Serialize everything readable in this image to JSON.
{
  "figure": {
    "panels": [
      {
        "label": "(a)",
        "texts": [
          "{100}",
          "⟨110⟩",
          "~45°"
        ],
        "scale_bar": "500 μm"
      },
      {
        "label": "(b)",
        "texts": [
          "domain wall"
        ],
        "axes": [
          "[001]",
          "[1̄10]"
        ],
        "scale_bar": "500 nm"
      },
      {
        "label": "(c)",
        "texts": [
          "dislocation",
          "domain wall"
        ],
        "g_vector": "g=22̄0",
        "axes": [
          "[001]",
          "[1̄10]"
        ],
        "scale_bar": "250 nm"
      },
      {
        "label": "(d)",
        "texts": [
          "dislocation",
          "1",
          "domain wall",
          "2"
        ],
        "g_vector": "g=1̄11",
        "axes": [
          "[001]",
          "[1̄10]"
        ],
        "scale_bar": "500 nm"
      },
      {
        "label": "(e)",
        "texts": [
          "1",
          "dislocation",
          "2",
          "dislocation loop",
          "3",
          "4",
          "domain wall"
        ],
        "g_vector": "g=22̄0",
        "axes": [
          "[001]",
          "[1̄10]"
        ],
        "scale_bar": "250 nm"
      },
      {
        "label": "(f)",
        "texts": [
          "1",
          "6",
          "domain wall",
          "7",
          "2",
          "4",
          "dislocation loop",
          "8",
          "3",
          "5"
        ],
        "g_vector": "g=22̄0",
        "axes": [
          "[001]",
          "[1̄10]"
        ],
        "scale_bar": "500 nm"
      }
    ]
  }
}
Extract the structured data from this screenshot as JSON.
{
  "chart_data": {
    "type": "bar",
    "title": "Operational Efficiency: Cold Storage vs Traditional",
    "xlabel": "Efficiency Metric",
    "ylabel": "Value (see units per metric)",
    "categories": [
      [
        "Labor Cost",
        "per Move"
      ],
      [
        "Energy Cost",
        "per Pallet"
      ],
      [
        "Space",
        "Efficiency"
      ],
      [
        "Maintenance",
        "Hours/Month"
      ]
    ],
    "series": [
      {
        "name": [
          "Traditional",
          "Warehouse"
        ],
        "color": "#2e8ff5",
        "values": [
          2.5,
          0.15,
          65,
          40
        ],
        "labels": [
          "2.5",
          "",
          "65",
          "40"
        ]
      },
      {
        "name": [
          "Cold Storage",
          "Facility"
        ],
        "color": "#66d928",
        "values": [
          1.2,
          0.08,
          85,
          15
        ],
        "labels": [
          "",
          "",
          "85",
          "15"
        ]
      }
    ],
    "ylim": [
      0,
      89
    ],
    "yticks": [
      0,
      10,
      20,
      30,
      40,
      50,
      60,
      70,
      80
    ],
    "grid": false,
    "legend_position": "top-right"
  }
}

+--

(Task instructions) Print out every entry, keeping each one exact.

(Finished answer)
Serialize everything readable in this image to JSON.
{
  "figure": {
    "panels": [
      {
        "label": "(a)",
        "texts": [
          "{100}",
          "⟨110⟩",
          "~45°"
        ],
        "scale_bar": "500 μm"
      },
      {
        "label": "(b)",
        "texts": [
          "domain wall"
        ],
        "axes": [
          "[001]",
          "[1̄10]"
        ],
        "scale_bar": "500 nm"
      },
      {
        "label": "(c)",
        "texts": [
          "dislocation",
          "domain wall"
        ],
        "g_vector": "g=22̄0",
        "axes": [
          "[001]",
          "[1̄10]"
        ],
        "scale_bar": "250 nm"
      },
      {
        "label": "(d)",
        "texts": [
          "dislocation",
          "1",
          "domain wall",
          "2"
        ],
        "g_vector": "g=1̄11",
        "axes": [
          "[001]",
          "[1̄10]"
        ],
        "scale_bar": "500 nm"
      },
      {
        "label": "(e)",
        "texts": [
          "1",
          "dislocation",
          "2",
          "dislocation loop",
          "3",
          "4",
          "domain wall"
        ],
        "g_vector": "g=22̄0",
        "axes": [
          "[001]",
          "[1̄10]"
        ],
        "scale_bar": "250 nm"
      },
      {
        "label": "(f)",
        "texts": [
          "1",
          "6",
          "domain wall",
          "7",
          "2",
          "4",
          "dislocation loop",
          "8",
          "3",
          "5"
        ],
        "g_vector": "g=22̄0",
        "axes": [
          "[001]",
          "[1̄10]"
        ],
        "scale_bar": "500 nm"
      }
    ]
  }
}
Extract the structured data from this screenshot as JSON.
{
  "chart_data": {
    "type": "bar",
    "title": "Operational Efficiency: Cold Storage vs Traditional",
    "xlabel": "Efficiency Metric",
    "ylabel": "Value (see units per metric)",
    "categories": [
      [
        "Labor Cost",
        "per Move"
      ],
      [
        "Energy Cost",
        "per Pallet"
      ],
      [
        "Space",
        "Efficiency"
      ],
      [
        "Maintenance",
        "Hours/Month"
      ]
    ],
    "series": [
      {
        "name": [
          "Traditional",
          "Warehouse"
        ],
        "color": "#2e8ff5",
        "values": [
          2.5,
          0.15,
          65,
          40
        ],
        "labels": [
          "2.5",
          "",
          "65",
          "40"
        ]
      },
      {
        "name": [
          "Cold Storage",
          "Facility"
        ],
        "color": "#66d928",
        "values": [
          1.2,
          0.08,
          85,
          15
        ],
        "labels": [
          "",
          "",
          "85",
          "15"
        ]
      }
    ],
    "ylim": [
      0,
      89
    ],
    "yticks": [
      0,
      10,
      20,
      30,
      40,
      50,
      60,
      70,
      80
    ],
    "grid": false,
    "legend_position": "top-right"
  }
}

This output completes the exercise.